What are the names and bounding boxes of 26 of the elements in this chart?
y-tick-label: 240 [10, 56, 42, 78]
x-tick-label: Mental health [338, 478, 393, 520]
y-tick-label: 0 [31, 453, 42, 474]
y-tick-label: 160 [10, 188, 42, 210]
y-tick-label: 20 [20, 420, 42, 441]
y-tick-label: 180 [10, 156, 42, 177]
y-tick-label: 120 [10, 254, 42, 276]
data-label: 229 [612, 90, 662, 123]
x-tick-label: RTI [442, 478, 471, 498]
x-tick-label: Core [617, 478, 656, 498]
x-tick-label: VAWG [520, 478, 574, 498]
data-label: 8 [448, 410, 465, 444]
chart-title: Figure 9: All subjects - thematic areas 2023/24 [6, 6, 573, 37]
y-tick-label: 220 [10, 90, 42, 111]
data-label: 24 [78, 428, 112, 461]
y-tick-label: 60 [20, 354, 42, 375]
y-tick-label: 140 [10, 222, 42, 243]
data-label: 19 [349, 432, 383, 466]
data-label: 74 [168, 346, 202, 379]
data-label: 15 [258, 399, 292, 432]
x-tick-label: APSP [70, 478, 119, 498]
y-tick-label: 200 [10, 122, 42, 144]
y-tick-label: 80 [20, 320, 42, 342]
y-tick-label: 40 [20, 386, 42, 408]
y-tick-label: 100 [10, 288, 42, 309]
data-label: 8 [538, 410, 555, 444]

-----

**GOAL**
Rewrite every line of the item above as a Markdown table with the columns Row and Line. Number each row, and leave out any blank lines.

**IN RESPONSE**
| Row | Line |
|---|---|
| 1 | What are the names and bounding boxes of 26 of the elements in this chart? |
| 2 | y-tick-label: 240 [10, 56, 42, 78] |
| 3 | x-tick-label: Mental health [338, 478, 393, 520] |
| 4 | y-tick-label: 0 [31, 453, 42, 474] |
| 5 | y-tick-label: 160 [10, 188, 42, 210] |
| 6 | y-tick-label: 20 [20, 420, 42, 441] |
| 7 | y-tick-label: 180 [10, 156, 42, 177] |
| 8 | y-tick-label: 120 [10, 254, 42, 276] |
| 9 | data-label: 229 [612, 90, 662, 123] |
| 10 | x-tick-label: RTI [442, 478, 471, 498] |
| 11 | x-tick-label: Core [617, 478, 656, 498] |
| 12 | x-tick-label: VAWG [520, 478, 574, 498] |
| 13 | data-label: 8 [448, 410, 465, 444] |
| 14 | chart-title: Figure 9: All subjects - thematic areas 2023/24 [6, 6, 573, 37] |
| 15 | y-tick-label: 220 [10, 90, 42, 111] |
| 16 | data-label: 24 [78, 428, 112, 461] |
| 17 | y-tick-label: 60 [20, 354, 42, 375] |
| 18 | y-tick-label: 140 [10, 222, 42, 243] |
| 19 | data-label: 19 [349, 432, 383, 466] |
| 20 | data-label: 74 [168, 346, 202, 379] |
| 21 | data-label: 15 [258, 399, 292, 432] |
| 22 | x-tick-label: APSP [70, 478, 119, 498] |
| 23 | y-tick-label: 200 [10, 122, 42, 144] |
| 24 | y-tick-label: 80 [20, 320, 42, 342] |
| 25 | y-tick-label: 40 [20, 386, 42, 408] |
| 26 | y-tick-label: 100 [10, 288, 42, 309] |
| 27 | data-label: 8 [538, 410, 555, 444] |